**AVAILABLE DATA**.
····················
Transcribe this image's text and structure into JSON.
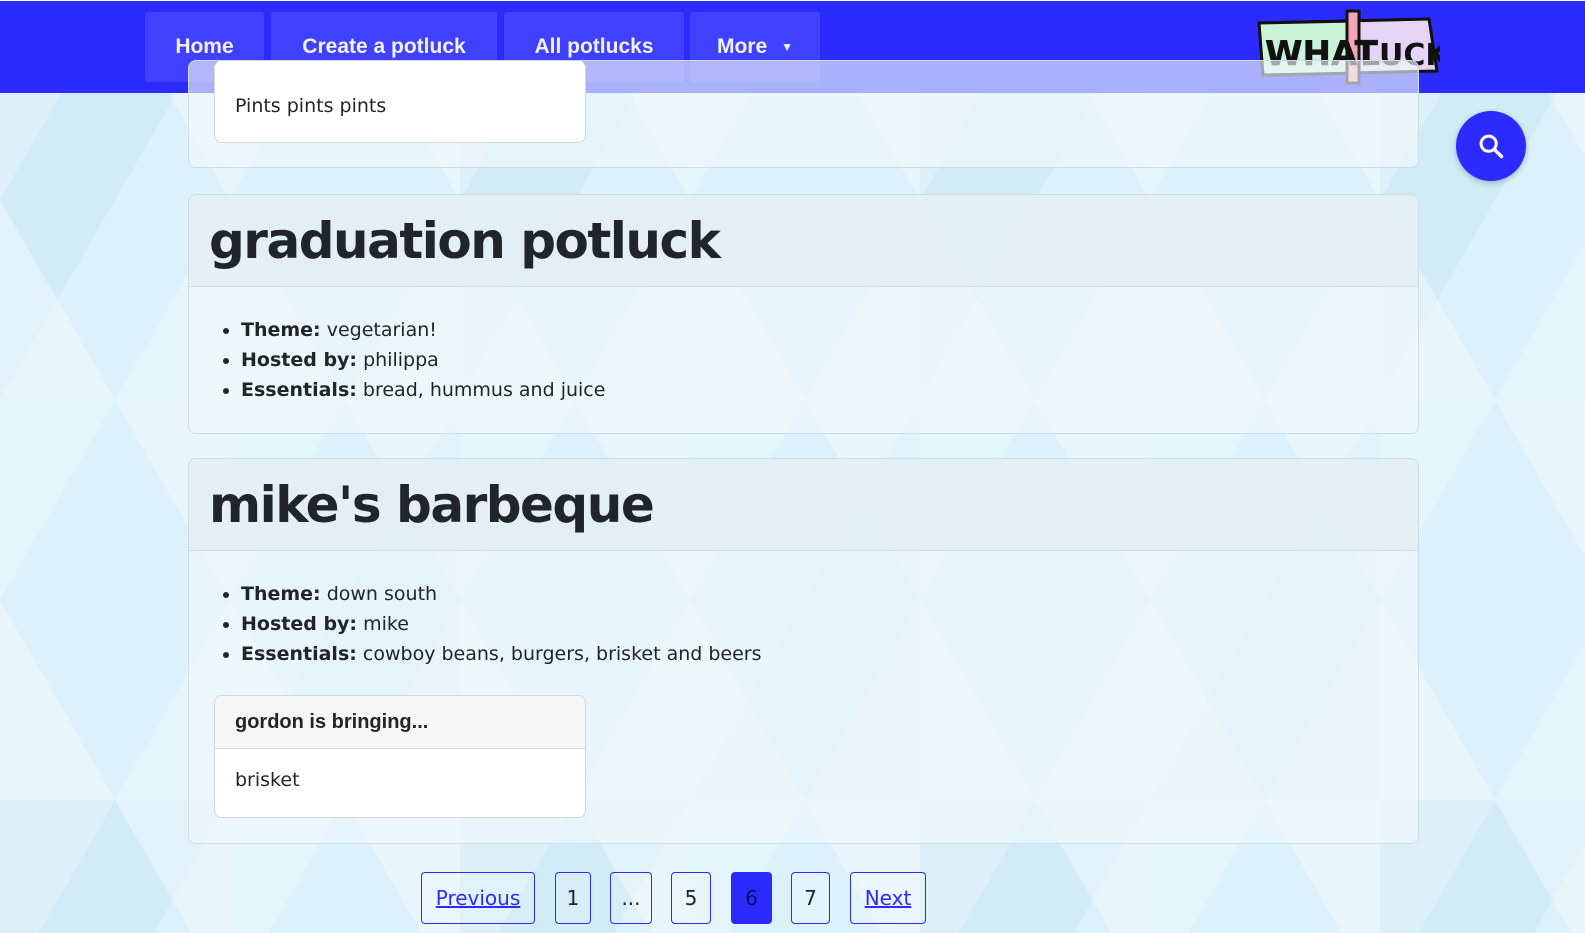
{
  "nav": {
    "home": "Home",
    "create": "Create a potluck",
    "all": "All potlucks",
    "more": "More",
    "logo_text_1": "WHAT",
    "logo_text_2": "LUCK"
  },
  "previous_potluck": {
    "bringing_item": "Pints pints pints"
  },
  "potlucks": [
    {
      "title": "graduation potluck",
      "theme_label": "Theme:",
      "theme": "vegetarian!",
      "host_label": "Hosted by:",
      "host": "philippa",
      "essentials_label": "Essentials:",
      "essentials": "bread, hummus and juice"
    },
    {
      "title": "mike's barbeque",
      "theme_label": "Theme:",
      "theme": "down south",
      "host_label": "Hosted by:",
      "host": "mike",
      "essentials_label": "Essentials:",
      "essentials": "cowboy beans, burgers, brisket and beers",
      "bringing_header": "gordon is bringing...",
      "bringing_item": "brisket"
    }
  ],
  "pagination": {
    "previous": "Previous",
    "pages": [
      "1",
      "...",
      "5",
      "6",
      "7"
    ],
    "current": "6",
    "next": "Next"
  },
  "colors": {
    "brand": "#2b2bff",
    "nav_button": "#4040ff"
  },
  "icons": {
    "search": "search-icon",
    "dropdown": "caret-down-icon"
  }
}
····················
**YOUR INSTRUCTIONS**. Check each line above for the string "title" and show the ones that have it.

**ANSWER TO THIS TASK**.
      "title": "graduation potluck",
      "title": "mike's barbeque",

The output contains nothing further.